Start of DATA LISTING
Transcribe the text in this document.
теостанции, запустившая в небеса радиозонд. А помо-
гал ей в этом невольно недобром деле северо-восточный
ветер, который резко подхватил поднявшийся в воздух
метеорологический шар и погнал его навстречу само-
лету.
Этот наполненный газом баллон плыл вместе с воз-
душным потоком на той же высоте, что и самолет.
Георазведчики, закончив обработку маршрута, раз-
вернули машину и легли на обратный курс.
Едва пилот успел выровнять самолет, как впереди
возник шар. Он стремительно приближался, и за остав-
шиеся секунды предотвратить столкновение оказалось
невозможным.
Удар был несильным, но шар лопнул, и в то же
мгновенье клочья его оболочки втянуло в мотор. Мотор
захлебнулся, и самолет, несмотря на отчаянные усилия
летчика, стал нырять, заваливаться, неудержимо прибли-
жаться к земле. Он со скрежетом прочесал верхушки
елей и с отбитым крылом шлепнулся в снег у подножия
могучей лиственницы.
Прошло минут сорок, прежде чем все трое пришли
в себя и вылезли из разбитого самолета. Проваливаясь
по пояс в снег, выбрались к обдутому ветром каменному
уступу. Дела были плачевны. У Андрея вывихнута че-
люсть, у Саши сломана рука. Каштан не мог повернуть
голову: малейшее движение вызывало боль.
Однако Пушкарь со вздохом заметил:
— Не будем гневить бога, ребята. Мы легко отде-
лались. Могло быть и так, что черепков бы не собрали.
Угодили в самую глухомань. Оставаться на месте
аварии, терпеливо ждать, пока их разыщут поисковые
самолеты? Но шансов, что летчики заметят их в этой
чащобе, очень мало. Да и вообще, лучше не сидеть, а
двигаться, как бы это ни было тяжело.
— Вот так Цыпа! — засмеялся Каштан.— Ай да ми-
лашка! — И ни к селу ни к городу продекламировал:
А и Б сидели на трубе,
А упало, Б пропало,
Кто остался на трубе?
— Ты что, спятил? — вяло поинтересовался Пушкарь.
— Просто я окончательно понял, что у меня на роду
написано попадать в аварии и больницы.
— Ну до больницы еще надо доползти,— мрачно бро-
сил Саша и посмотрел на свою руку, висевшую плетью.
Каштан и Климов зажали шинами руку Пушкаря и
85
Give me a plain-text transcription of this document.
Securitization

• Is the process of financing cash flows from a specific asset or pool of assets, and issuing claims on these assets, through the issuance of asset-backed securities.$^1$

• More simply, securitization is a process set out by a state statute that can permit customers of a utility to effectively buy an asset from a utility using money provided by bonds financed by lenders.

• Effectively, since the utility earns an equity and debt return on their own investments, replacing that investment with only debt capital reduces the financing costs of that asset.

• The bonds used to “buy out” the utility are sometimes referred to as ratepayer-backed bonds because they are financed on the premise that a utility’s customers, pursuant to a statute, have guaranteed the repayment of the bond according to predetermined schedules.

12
End of DATA LISTING
▶ _AIM_
How many lines of the records contain the string "document"? Respond with the number alone.

▶ _WRITTEN RESPONSE_
2